<<<<

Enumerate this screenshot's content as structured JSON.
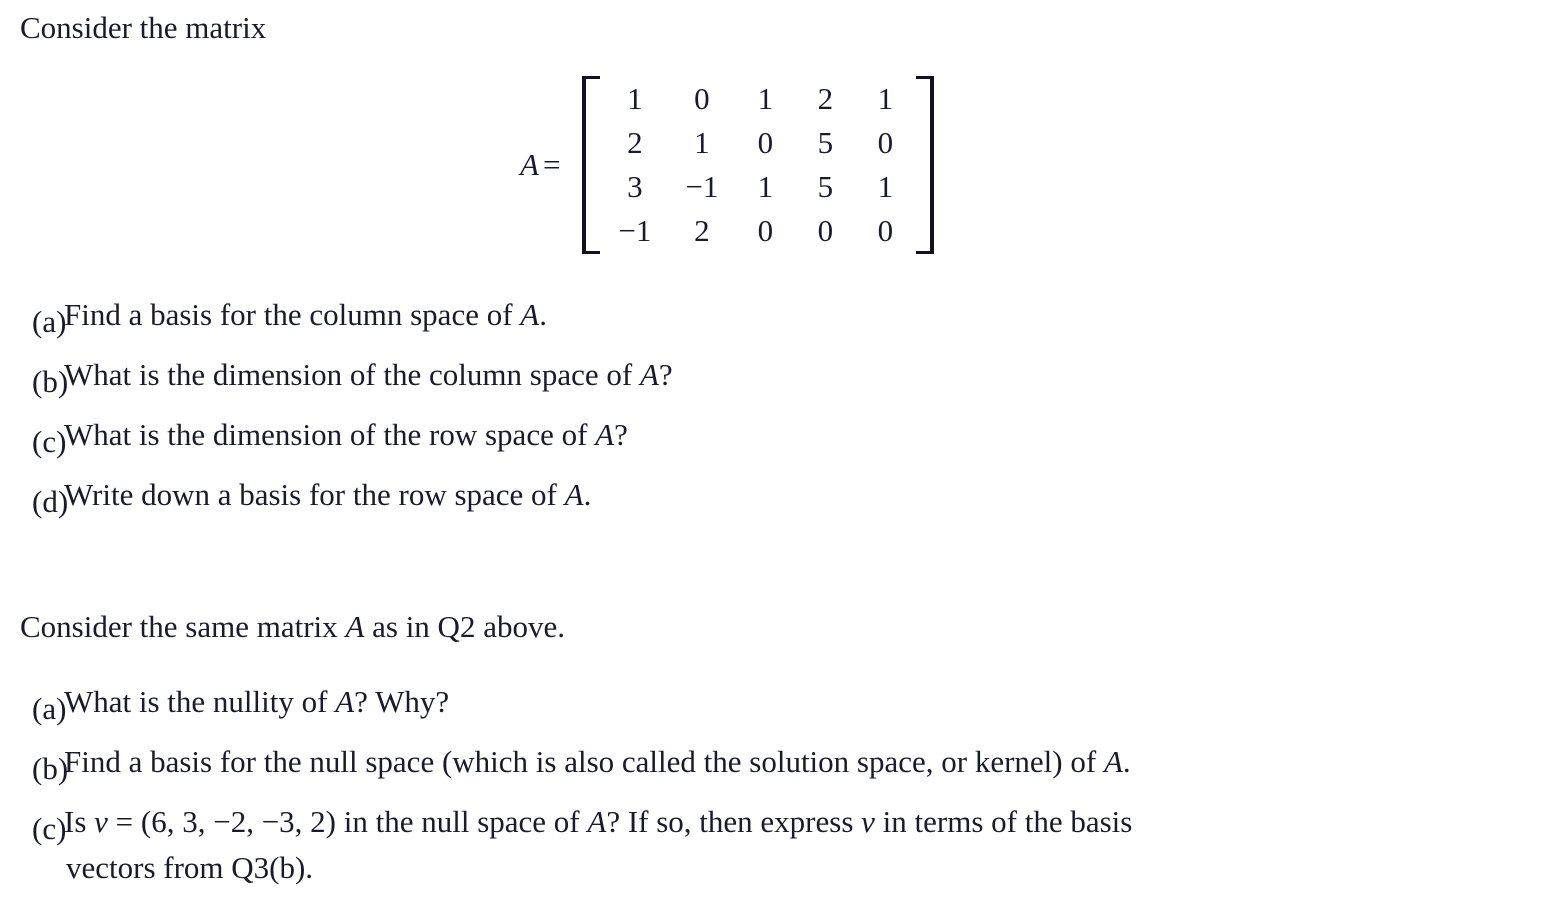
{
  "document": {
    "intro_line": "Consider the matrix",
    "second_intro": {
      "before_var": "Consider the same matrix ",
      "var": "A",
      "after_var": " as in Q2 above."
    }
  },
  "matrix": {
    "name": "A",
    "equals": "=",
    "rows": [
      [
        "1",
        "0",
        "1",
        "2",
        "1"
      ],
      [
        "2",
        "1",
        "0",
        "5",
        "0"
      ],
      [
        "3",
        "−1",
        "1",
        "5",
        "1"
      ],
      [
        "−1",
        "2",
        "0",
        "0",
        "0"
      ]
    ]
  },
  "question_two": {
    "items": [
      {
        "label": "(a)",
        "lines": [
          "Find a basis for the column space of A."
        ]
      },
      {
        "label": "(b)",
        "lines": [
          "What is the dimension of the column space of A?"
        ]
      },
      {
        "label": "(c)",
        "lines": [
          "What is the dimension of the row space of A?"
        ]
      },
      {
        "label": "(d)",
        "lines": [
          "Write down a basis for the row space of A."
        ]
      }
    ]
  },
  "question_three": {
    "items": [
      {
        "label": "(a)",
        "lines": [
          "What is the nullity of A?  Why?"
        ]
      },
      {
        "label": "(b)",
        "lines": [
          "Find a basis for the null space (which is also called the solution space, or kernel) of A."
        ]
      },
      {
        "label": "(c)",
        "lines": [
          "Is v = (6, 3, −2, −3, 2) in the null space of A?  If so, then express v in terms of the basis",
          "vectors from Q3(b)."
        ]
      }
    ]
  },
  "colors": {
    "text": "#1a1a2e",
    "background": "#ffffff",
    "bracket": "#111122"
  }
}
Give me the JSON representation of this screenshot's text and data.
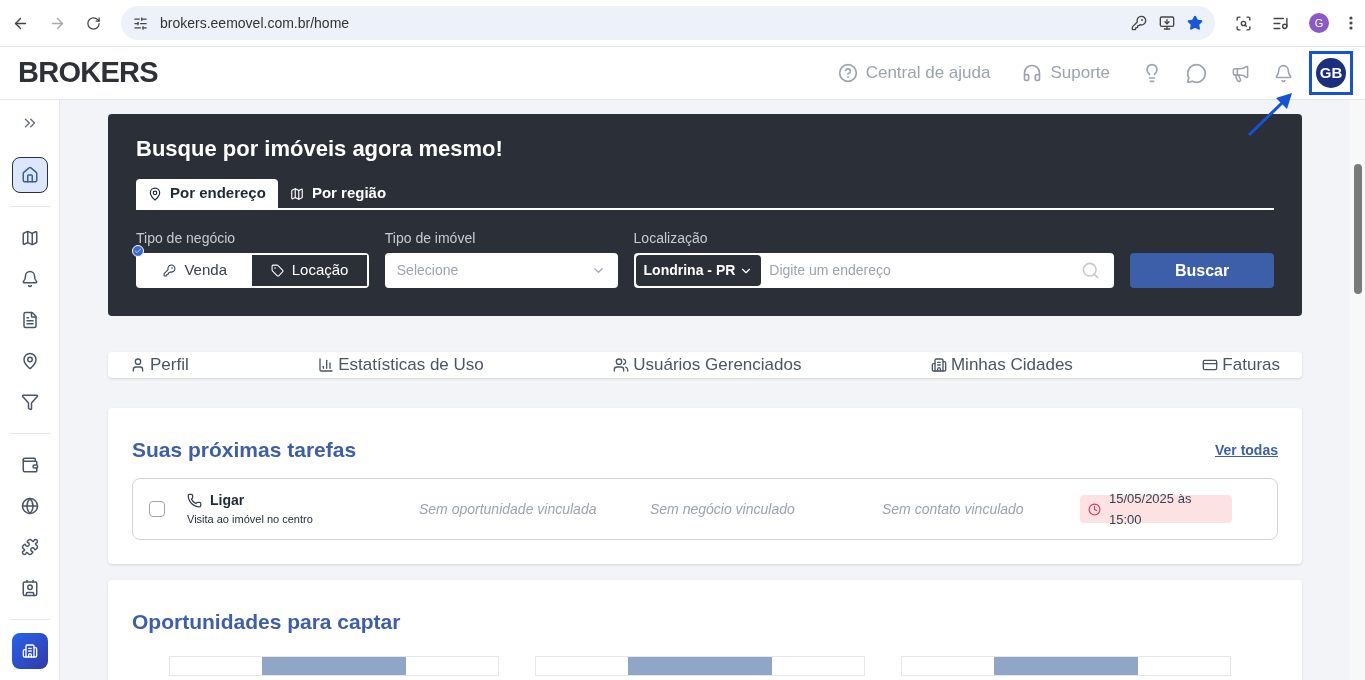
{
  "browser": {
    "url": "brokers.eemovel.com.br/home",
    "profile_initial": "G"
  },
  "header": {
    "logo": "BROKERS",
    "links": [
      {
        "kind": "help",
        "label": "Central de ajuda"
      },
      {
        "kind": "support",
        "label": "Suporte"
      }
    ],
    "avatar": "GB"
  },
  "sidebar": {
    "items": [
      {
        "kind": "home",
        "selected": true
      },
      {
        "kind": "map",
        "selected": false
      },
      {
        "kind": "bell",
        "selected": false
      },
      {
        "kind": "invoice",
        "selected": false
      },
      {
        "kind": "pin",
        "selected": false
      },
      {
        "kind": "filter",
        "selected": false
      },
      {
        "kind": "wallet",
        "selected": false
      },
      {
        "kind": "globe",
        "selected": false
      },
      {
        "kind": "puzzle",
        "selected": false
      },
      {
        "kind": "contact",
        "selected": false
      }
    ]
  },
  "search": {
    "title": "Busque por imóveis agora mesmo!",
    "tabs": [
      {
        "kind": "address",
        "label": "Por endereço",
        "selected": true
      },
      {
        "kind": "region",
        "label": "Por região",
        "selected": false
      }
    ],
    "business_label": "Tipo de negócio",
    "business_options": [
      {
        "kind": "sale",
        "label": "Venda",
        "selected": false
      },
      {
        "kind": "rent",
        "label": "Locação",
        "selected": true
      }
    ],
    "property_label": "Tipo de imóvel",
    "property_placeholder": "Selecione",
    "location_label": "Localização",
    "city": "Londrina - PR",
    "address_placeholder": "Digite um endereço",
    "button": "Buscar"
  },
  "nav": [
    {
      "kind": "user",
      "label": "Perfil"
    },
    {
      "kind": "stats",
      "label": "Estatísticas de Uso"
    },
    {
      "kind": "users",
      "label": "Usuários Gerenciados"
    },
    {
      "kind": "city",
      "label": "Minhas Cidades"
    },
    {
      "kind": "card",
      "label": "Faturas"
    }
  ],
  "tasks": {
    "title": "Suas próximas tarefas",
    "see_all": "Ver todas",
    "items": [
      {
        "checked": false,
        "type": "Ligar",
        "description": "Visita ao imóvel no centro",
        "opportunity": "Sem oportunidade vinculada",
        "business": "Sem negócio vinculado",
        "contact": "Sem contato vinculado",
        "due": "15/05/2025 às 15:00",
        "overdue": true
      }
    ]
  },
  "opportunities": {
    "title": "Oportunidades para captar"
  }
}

>>>>
<<<<

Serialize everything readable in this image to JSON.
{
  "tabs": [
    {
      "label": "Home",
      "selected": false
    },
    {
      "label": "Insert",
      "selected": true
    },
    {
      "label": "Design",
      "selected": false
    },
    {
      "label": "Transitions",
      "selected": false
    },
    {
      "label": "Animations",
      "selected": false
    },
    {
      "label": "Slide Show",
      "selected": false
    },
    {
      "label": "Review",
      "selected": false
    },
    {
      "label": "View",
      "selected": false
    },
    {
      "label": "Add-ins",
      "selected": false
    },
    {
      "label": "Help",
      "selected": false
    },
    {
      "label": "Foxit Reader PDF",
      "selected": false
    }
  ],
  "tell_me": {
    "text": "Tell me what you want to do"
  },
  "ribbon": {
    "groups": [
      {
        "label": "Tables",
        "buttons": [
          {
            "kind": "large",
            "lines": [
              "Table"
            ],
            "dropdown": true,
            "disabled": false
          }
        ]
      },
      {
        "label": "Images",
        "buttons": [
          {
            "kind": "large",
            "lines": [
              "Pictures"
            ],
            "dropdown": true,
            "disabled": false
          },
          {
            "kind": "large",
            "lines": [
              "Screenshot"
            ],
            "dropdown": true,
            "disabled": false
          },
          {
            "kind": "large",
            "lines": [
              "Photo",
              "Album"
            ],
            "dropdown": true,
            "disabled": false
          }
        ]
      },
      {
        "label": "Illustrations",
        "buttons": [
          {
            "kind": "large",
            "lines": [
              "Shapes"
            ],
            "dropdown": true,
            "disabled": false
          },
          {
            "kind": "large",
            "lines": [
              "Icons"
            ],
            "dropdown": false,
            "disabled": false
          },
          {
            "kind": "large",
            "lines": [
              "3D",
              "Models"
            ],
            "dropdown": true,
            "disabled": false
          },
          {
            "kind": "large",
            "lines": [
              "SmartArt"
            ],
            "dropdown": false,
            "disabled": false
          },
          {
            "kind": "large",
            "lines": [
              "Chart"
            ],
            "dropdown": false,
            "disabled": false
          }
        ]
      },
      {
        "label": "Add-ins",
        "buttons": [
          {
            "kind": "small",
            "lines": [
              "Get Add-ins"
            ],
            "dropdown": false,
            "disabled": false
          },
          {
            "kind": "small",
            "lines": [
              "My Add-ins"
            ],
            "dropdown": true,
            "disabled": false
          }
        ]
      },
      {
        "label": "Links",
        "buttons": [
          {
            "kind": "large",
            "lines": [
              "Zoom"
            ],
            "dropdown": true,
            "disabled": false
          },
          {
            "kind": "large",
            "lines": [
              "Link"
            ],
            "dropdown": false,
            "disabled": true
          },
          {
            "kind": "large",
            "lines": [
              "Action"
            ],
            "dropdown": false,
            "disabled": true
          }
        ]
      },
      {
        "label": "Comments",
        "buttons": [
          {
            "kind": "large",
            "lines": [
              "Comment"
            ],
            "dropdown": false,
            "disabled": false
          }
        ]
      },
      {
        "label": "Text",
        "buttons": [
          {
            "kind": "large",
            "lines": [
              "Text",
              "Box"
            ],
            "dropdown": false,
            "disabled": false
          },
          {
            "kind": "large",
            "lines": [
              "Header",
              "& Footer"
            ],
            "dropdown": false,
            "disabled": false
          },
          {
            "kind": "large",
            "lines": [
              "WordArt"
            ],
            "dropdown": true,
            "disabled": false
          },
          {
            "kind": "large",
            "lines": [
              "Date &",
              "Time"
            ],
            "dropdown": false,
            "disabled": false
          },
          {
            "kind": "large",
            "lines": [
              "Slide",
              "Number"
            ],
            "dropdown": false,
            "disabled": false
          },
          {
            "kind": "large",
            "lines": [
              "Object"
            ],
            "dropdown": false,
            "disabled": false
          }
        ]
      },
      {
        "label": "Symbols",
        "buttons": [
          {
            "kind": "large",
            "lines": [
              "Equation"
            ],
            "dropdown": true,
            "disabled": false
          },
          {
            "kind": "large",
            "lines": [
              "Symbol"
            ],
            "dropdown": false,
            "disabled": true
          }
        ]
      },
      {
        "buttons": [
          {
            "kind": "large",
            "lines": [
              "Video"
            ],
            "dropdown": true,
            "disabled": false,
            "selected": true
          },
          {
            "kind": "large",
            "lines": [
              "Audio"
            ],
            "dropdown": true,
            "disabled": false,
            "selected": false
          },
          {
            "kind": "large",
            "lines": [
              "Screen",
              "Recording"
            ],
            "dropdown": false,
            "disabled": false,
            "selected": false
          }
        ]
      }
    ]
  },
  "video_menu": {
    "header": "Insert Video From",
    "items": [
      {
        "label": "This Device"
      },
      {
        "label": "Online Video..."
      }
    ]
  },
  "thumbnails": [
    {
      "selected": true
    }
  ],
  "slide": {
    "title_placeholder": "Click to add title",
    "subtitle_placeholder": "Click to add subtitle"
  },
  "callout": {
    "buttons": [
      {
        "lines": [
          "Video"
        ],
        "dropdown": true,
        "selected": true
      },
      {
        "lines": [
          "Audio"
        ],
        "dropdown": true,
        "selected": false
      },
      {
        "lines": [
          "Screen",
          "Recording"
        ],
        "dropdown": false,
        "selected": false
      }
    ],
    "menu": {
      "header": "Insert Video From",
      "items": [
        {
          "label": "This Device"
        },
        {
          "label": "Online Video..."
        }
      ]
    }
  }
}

>>>>
<<<<

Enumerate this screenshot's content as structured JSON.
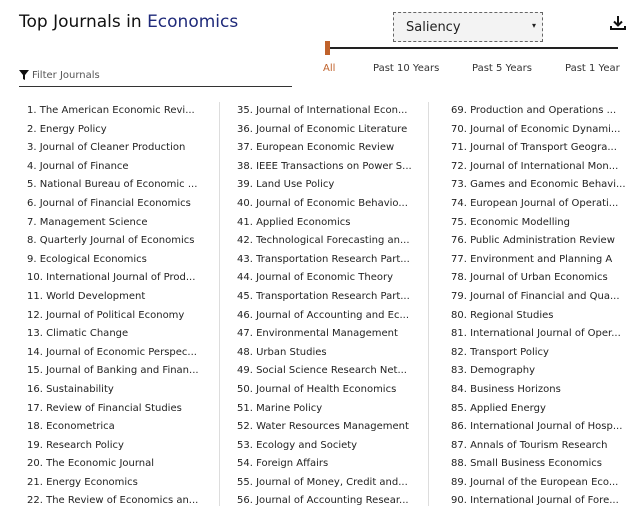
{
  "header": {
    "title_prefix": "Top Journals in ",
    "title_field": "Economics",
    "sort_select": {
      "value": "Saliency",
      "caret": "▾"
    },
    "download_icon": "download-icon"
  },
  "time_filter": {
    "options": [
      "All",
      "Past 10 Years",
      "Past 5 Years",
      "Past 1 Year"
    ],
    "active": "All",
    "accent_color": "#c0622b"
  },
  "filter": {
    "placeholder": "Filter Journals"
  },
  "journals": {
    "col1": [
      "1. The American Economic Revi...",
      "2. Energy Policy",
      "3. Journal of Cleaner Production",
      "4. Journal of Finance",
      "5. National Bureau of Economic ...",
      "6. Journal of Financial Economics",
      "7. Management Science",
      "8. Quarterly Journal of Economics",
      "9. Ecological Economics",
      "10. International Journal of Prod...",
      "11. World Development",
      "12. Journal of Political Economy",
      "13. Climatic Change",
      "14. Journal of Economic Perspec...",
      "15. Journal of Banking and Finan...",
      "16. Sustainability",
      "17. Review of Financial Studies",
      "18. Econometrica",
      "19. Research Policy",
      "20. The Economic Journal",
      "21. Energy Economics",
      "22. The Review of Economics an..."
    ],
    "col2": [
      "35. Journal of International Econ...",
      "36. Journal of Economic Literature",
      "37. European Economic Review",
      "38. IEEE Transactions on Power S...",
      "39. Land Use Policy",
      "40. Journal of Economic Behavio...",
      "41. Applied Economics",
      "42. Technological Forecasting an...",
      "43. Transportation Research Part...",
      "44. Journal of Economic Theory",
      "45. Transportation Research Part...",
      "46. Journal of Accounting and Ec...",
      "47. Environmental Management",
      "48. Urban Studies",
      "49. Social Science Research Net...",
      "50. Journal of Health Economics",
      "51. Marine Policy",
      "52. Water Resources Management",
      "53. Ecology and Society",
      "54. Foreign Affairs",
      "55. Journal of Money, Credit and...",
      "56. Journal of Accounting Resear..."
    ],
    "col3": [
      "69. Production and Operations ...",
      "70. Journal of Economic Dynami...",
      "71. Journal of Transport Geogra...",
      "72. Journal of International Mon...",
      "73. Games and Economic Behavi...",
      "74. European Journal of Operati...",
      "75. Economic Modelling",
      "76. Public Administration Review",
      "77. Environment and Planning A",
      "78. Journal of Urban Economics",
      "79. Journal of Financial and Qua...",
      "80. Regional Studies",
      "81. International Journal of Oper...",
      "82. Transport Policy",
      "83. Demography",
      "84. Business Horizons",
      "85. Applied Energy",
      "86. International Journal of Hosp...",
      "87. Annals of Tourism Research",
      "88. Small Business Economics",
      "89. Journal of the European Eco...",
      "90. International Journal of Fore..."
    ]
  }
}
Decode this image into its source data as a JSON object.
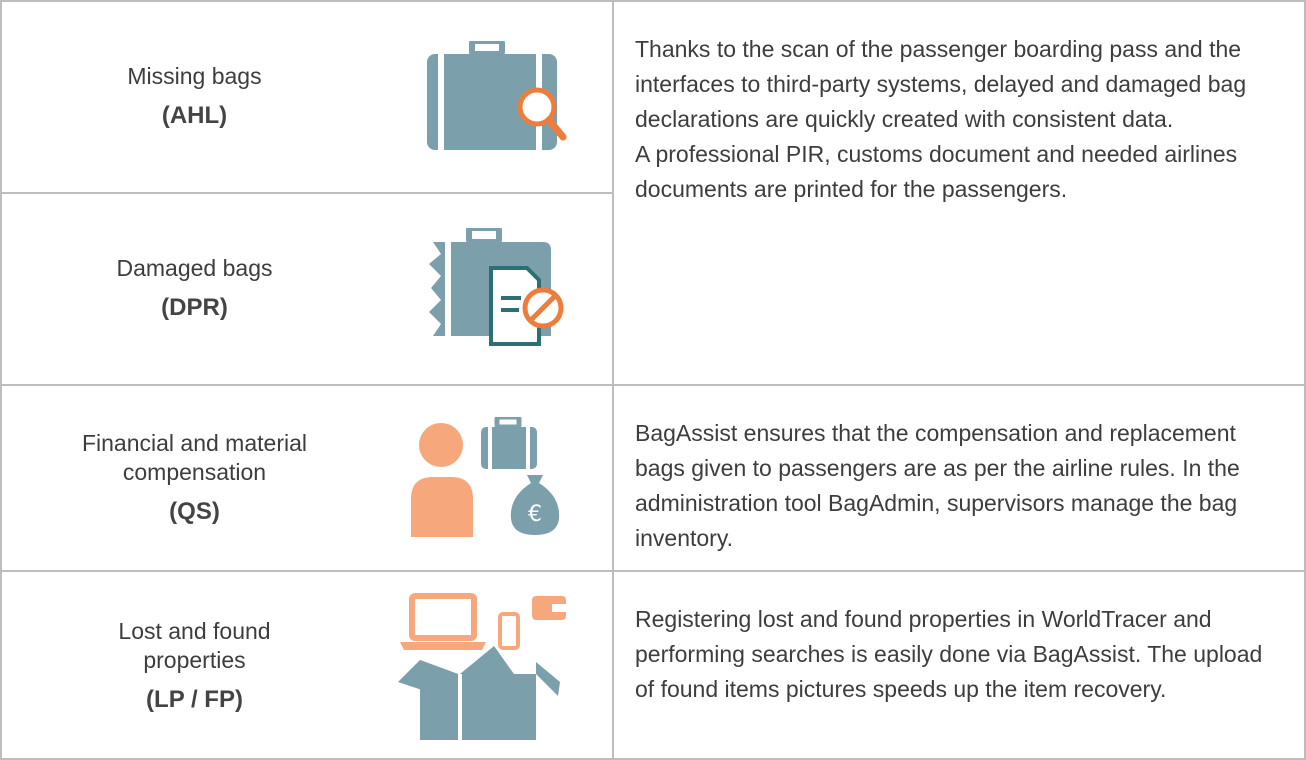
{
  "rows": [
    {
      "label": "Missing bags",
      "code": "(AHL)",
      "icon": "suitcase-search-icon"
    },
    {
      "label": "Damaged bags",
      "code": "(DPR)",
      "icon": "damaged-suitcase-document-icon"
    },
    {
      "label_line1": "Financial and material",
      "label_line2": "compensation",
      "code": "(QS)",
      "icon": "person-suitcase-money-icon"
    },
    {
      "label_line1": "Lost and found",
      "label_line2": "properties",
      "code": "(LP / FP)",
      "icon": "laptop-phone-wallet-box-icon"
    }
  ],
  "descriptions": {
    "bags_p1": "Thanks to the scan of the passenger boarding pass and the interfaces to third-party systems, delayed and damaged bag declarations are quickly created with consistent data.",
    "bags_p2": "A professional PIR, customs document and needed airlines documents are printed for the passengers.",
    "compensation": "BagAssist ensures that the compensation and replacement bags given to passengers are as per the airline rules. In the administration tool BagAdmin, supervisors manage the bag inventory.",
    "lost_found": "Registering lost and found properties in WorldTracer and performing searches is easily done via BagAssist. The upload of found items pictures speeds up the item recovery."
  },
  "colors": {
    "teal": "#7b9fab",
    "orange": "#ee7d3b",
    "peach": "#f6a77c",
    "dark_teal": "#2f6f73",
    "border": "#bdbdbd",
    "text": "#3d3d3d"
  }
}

>>>>

- _Objective_
Look through the data above. Copy every line with the string "column" in it.

- _The response_
          "Find a basis for the column space of A."
          "What is the dimension of the column space of A?"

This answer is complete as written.